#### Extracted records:
——

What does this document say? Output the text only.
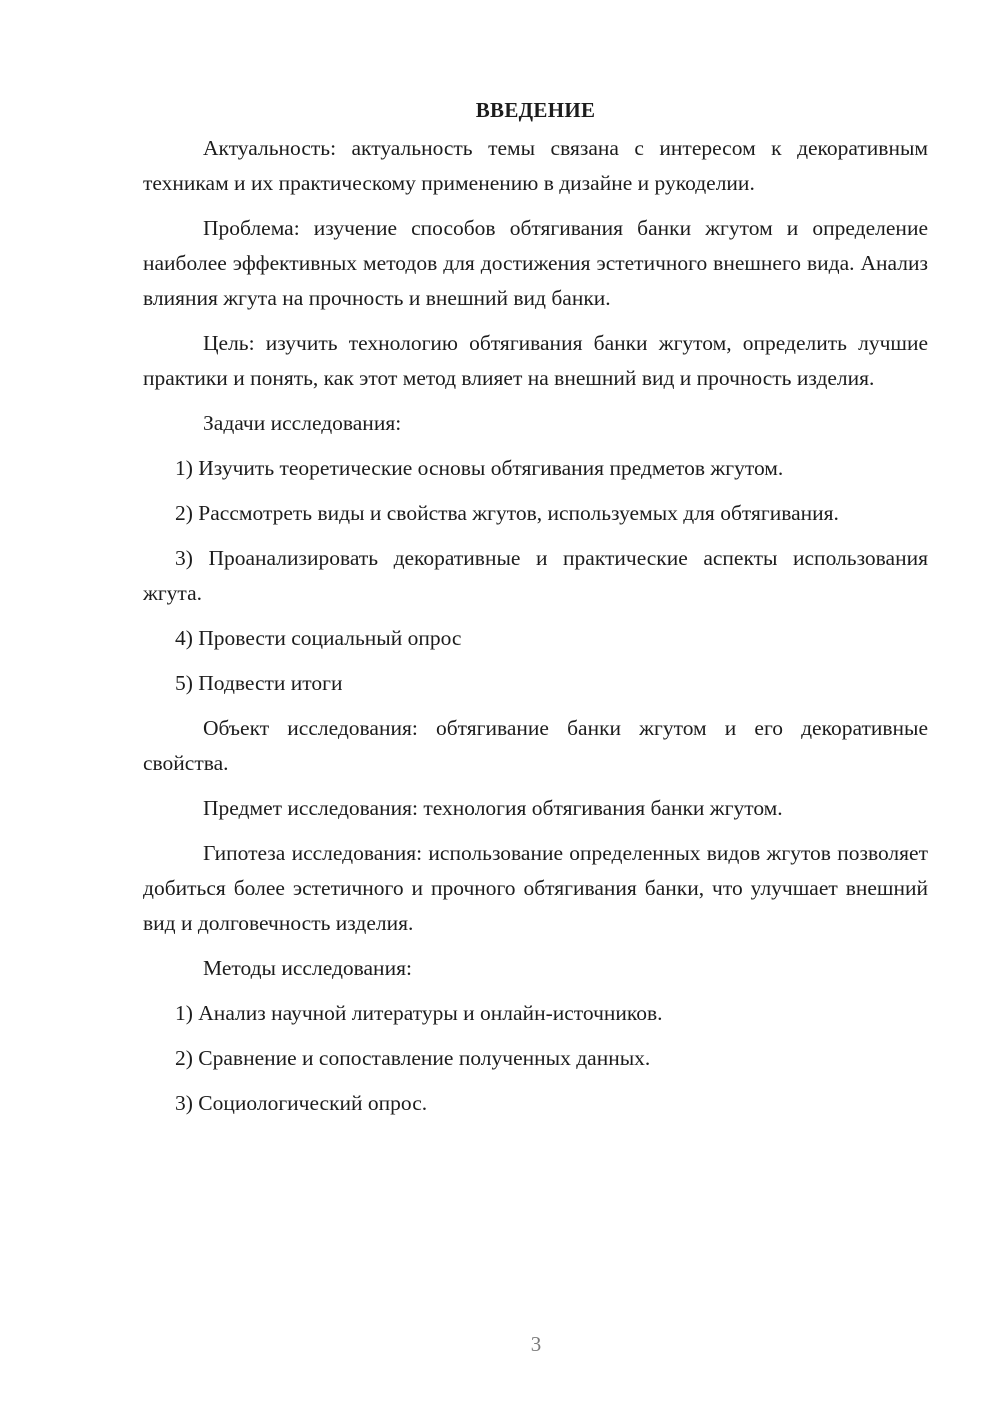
ВВЕДЕНИЕ

Актуальность: актуальность темы связана с интересом к декоративным техникам и их практическому применению в дизайне и рукоделии.

Проблема: изучение способов обтягивания банки жгутом и определение наиболее эффективных методов для достижения эстетичного внешнего вида. Анализ влияния жгута на прочность и внешний вид банки.

Цель: изучить технологию обтягивания банки жгутом, определить лучшие практики и понять, как этот метод влияет на внешний вид и прочность изделия.

Задачи исследования:

1) Изучить теоретические основы обтягивания предметов жгутом.

2) Рассмотреть виды и свойства жгутов, используемых для обтягивания.

3) Проанализировать декоративные и практические аспекты использования жгута.

4) Провести социальный опрос

5) Подвести итоги

Объект исследования: обтягивание банки жгутом и его декоративные свойства.

Предмет исследования: технология обтягивания банки жгутом.

Гипотеза исследования: использование определенных видов жгутов позволяет добиться более эстетичного и прочного обтягивания банки, что улучшает внешний вид и долговечность изделия.

Методы исследования:

1) Анализ научной литературы и онлайн-источников.

2) Сравнение и сопоставление полученных данных.

3) Социологический опрос.

3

——

#### Your objective:
Restate the data above word for word. Do not include the images.

#### Output below:
What does this document say? Output the text only.
ВВЕДЕНИЕ

Актуальность: актуальность темы связана с интересом к декоративным техникам и их практическому применению в дизайне и рукоделии.

Проблема: изучение способов обтягивания банки жгутом и определение наиболее эффективных методов для достижения эстетичного внешнего вида. Анализ влияния жгута на прочность и внешний вид банки.

Цель: изучить технологию обтягивания банки жгутом, определить лучшие практики и понять, как этот метод влияет на внешний вид и прочность изделия.

Задачи исследования:

1) Изучить теоретические основы обтягивания предметов жгутом.

2) Рассмотреть виды и свойства жгутов, используемых для обтягивания.

3) Проанализировать декоративные и практические аспекты использования жгута.

4) Провести социальный опрос

5) Подвести итоги

Объект исследования: обтягивание банки жгутом и его декоративные свойства.

Предмет исследования: технология обтягивания банки жгутом.

Гипотеза исследования: использование определенных видов жгутов позволяет добиться более эстетичного и прочного обтягивания банки, что улучшает внешний вид и долговечность изделия.

Методы исследования:

1) Анализ научной литературы и онлайн-источников.

2) Сравнение и сопоставление полученных данных.

3) Социологический опрос.

3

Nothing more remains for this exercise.